Set problem: How many of the lines below contain "lucha"? Answer with that number alone.

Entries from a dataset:
══════════════════════════════
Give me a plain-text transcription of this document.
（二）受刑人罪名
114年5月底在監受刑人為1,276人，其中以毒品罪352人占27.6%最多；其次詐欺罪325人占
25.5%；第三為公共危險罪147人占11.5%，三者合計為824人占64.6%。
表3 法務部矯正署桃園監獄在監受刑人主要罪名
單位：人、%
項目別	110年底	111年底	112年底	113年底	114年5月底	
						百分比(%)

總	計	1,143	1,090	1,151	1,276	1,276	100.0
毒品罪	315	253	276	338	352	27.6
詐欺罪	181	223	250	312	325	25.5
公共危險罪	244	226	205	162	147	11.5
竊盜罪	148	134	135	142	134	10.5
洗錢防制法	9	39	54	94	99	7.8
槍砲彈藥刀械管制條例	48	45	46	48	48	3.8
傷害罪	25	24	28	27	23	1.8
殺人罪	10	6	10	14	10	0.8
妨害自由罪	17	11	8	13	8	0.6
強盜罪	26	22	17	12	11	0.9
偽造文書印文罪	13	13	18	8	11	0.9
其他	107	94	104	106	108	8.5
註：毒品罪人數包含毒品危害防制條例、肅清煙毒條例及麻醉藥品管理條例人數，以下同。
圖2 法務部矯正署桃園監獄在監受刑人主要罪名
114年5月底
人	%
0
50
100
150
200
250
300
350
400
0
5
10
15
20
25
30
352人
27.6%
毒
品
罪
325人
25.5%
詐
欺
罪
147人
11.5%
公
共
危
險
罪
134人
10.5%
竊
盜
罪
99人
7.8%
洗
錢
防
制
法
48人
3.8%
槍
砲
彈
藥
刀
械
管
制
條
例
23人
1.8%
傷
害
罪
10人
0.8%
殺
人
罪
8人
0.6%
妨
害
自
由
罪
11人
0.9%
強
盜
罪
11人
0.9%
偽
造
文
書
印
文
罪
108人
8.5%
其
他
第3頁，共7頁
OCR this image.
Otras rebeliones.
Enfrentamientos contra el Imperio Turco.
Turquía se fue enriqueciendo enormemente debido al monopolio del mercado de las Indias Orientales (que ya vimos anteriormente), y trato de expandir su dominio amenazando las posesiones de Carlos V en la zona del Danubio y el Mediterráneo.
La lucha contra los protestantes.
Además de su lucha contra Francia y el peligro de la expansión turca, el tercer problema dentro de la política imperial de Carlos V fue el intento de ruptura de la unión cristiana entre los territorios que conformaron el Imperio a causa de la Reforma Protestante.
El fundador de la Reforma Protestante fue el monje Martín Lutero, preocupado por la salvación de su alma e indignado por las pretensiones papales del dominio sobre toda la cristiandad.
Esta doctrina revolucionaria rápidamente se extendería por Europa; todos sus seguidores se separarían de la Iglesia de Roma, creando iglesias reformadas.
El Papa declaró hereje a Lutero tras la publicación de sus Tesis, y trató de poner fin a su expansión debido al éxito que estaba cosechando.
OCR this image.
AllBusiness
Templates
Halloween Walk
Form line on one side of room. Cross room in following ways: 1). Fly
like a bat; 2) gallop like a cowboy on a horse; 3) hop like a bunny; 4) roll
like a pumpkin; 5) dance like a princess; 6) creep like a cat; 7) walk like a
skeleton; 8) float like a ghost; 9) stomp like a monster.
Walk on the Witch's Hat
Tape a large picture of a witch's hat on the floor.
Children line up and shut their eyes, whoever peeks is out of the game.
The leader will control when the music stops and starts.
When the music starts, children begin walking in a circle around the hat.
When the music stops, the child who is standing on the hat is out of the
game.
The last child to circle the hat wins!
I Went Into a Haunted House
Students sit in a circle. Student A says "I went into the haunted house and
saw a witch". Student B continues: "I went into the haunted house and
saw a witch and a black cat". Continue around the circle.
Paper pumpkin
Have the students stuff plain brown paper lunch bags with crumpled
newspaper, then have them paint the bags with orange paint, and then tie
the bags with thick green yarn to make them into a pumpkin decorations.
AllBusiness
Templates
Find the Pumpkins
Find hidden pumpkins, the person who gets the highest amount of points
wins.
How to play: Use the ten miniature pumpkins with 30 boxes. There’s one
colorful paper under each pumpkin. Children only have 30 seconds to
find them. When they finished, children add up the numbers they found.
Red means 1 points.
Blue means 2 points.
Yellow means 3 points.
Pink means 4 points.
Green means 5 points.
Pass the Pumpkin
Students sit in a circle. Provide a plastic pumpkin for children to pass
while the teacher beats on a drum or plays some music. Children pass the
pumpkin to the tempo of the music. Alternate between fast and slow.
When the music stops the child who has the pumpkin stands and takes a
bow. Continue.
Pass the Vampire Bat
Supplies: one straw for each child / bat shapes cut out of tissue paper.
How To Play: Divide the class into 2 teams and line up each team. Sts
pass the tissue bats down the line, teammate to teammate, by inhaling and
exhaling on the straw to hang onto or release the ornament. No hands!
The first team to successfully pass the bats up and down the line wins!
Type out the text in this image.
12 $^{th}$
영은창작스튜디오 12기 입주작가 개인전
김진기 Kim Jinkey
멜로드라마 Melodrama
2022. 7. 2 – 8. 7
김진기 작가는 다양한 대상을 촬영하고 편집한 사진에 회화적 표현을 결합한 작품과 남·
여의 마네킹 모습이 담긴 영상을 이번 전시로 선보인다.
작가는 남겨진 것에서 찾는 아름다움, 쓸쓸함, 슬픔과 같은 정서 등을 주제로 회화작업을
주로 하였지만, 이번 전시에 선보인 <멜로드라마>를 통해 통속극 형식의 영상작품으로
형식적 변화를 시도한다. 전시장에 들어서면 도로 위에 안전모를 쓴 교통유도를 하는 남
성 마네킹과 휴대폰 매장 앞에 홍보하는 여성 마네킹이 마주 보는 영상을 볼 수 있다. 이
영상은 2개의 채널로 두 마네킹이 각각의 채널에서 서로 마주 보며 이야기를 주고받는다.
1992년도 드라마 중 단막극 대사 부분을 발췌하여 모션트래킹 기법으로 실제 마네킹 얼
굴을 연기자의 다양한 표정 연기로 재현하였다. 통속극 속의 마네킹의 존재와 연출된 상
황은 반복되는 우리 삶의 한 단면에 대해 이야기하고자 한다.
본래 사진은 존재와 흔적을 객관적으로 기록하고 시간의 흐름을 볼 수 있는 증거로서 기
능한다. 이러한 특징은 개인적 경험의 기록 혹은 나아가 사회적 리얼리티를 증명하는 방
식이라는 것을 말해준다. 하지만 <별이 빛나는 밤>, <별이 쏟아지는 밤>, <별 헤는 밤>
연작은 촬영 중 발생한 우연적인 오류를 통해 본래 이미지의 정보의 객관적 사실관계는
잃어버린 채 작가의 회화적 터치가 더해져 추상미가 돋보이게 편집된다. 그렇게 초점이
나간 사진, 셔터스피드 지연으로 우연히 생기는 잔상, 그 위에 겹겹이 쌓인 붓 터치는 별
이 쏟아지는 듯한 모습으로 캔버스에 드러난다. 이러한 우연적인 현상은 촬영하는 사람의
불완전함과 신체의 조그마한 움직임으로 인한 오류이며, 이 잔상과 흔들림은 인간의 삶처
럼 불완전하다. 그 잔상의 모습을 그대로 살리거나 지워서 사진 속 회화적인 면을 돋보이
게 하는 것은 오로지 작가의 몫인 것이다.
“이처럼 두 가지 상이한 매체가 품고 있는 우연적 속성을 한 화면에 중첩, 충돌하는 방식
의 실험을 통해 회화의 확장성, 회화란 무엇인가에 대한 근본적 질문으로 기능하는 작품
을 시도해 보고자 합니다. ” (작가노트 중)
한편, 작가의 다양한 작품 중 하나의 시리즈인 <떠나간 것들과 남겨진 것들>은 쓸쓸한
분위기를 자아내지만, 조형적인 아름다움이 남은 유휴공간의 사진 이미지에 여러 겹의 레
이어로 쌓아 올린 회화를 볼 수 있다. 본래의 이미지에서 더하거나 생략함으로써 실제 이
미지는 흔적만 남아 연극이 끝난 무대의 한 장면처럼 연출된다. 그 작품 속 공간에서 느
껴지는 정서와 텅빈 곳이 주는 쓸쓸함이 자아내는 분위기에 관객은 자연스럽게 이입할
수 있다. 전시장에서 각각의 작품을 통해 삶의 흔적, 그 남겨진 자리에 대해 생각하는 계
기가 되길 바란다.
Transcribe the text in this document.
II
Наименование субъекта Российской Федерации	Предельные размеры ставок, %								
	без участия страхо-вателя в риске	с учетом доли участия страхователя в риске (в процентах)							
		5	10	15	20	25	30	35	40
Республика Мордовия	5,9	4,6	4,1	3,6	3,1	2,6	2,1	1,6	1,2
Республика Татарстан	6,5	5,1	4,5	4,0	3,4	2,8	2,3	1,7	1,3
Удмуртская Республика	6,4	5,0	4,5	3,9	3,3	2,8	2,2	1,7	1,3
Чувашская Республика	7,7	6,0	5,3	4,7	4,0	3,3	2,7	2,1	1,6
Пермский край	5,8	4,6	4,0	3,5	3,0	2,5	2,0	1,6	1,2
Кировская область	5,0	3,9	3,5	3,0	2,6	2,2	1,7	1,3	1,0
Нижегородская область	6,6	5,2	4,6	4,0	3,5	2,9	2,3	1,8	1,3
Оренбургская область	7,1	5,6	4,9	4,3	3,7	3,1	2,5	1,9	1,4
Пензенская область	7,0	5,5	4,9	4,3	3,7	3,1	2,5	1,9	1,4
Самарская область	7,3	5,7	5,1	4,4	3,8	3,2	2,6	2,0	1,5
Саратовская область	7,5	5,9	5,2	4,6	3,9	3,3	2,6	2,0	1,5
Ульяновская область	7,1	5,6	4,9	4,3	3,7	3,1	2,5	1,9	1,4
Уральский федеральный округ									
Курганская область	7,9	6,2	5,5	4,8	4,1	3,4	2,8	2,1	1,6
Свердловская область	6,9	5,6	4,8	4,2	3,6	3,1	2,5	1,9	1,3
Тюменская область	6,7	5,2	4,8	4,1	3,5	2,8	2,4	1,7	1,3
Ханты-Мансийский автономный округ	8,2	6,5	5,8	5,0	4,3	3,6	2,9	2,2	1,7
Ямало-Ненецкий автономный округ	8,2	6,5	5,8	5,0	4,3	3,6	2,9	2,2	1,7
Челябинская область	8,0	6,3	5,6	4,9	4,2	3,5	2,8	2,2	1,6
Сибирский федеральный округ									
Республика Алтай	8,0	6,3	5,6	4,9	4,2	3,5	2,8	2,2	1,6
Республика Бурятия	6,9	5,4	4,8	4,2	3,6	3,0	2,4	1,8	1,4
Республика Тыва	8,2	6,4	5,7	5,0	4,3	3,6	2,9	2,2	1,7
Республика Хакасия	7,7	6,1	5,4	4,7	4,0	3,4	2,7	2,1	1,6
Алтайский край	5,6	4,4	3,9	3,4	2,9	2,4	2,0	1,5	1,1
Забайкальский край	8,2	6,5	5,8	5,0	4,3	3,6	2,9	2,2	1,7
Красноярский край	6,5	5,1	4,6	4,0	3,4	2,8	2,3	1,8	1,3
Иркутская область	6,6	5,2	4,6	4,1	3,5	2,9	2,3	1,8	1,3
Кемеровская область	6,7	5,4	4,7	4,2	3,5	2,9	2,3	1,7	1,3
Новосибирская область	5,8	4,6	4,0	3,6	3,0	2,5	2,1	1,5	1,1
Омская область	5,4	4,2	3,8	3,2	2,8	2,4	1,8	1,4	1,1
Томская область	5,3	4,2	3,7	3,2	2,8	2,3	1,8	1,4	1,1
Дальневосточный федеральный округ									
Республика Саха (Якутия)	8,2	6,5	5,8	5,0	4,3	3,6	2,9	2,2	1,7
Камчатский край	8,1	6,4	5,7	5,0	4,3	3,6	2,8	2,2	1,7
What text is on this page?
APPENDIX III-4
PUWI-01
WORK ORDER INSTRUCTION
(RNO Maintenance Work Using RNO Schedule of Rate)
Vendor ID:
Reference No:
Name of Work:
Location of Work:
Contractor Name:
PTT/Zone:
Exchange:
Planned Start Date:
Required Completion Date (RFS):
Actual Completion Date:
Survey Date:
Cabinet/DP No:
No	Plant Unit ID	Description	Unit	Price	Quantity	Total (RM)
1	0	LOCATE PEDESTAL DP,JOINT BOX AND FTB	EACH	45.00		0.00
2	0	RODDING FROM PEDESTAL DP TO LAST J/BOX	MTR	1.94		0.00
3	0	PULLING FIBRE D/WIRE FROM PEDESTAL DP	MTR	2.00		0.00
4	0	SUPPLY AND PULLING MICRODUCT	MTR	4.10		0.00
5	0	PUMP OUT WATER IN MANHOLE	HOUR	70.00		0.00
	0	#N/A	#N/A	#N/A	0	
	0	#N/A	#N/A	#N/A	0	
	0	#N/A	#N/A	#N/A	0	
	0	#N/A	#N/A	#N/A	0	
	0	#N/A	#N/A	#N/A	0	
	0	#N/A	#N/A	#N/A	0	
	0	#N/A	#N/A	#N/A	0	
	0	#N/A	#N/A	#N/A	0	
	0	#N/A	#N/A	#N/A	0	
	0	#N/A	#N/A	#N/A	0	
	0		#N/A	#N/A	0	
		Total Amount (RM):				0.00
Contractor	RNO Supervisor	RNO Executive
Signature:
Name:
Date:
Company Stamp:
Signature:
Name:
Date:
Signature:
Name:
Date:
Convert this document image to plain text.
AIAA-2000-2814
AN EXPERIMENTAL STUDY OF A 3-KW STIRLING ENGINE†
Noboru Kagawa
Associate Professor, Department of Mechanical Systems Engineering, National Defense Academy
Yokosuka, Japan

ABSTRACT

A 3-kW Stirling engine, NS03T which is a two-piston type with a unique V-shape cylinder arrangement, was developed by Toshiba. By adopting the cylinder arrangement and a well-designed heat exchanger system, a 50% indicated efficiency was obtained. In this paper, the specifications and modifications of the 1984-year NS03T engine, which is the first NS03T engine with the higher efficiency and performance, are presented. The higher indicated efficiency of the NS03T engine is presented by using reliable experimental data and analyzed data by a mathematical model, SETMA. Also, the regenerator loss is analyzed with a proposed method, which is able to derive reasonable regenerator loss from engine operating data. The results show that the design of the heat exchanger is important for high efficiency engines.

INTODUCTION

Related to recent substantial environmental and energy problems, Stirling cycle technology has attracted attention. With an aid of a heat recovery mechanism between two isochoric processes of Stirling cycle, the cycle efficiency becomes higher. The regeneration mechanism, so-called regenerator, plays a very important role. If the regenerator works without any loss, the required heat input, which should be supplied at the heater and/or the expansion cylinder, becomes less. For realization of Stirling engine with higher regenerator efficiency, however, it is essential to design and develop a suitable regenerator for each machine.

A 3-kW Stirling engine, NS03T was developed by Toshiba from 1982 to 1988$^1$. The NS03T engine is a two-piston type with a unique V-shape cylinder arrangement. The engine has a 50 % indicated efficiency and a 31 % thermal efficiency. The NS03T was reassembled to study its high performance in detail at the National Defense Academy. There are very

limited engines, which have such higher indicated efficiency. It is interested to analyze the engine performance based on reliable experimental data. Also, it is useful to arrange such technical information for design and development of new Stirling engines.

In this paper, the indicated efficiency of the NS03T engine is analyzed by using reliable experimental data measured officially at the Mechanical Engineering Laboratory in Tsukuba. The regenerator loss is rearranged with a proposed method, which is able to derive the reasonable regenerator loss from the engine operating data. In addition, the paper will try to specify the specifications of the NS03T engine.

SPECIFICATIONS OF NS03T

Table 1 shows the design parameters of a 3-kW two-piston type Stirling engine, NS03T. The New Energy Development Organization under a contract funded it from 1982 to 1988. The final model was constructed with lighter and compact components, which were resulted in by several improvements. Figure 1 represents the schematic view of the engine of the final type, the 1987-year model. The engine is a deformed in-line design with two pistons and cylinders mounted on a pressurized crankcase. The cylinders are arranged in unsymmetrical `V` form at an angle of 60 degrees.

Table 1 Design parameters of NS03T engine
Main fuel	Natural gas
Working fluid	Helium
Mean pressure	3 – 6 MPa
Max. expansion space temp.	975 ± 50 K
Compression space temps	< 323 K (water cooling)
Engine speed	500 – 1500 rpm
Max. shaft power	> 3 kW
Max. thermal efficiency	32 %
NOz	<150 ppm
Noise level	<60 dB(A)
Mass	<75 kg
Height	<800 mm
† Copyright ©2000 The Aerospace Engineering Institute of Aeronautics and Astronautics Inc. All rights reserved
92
══════════════════════════════
The response: 2